• **Task brief**:
Every entry needs to be printed exactly, please.

--- BEGIN ---

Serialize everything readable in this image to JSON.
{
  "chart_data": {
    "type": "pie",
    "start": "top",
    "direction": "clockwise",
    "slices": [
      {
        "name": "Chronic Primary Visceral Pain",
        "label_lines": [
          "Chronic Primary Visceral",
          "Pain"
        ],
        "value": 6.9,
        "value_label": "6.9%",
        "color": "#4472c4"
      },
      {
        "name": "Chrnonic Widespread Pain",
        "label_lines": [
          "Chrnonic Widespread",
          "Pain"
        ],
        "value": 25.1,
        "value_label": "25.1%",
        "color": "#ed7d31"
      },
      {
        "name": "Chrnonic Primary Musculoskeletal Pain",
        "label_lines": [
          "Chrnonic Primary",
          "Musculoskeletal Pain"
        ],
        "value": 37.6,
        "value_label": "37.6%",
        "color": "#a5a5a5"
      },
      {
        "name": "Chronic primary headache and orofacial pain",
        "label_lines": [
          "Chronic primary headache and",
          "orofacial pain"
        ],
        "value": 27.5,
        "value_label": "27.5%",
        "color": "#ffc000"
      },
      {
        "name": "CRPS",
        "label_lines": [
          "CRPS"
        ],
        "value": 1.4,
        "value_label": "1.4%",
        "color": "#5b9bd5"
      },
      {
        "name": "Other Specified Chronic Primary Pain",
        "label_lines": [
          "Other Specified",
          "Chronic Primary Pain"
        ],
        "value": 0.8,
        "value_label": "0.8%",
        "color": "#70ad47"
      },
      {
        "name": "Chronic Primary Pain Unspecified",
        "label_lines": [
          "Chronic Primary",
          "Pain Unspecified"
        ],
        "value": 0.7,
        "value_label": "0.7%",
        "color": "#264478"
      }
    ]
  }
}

--- END ---

• **Answer to this task**:
Serialize everything readable in this image to JSON.
{
  "chart_data": {
    "type": "pie",
    "start": "top",
    "direction": "clockwise",
    "slices": [
      {
        "name": "Chronic Primary Visceral Pain",
        "label_lines": [
          "Chronic Primary Visceral",
          "Pain"
        ],
        "value": 6.9,
        "value_label": "6.9%",
        "color": "#4472c4"
      },
      {
        "name": "Chrnonic Widespread Pain",
        "label_lines": [
          "Chrnonic Widespread",
          "Pain"
        ],
        "value": 25.1,
        "value_label": "25.1%",
        "color": "#ed7d31"
      },
      {
        "name": "Chrnonic Primary Musculoskeletal Pain",
        "label_lines": [
          "Chrnonic Primary",
          "Musculoskeletal Pain"
        ],
        "value": 37.6,
        "value_label": "37.6%",
        "color": "#a5a5a5"
      },
      {
        "name": "Chronic primary headache and orofacial pain",
        "label_lines": [
          "Chronic primary headache and",
          "orofacial pain"
        ],
        "value": 27.5,
        "value_label": "27.5%",
        "color": "#ffc000"
      },
      {
        "name": "CRPS",
        "label_lines": [
          "CRPS"
        ],
        "value": 1.4,
        "value_label": "1.4%",
        "color": "#5b9bd5"
      },
      {
        "name": "Other Specified Chronic Primary Pain",
        "label_lines": [
          "Other Specified",
          "Chronic Primary Pain"
        ],
        "value": 0.8,
        "value_label": "0.8%",
        "color": "#70ad47"
      },
      {
        "name": "Chronic Primary Pain Unspecified",
        "label_lines": [
          "Chronic Primary",
          "Pain Unspecified"
        ],
        "value": 0.7,
        "value_label": "0.7%",
        "color": "#264478"
      }
    ]
  }
}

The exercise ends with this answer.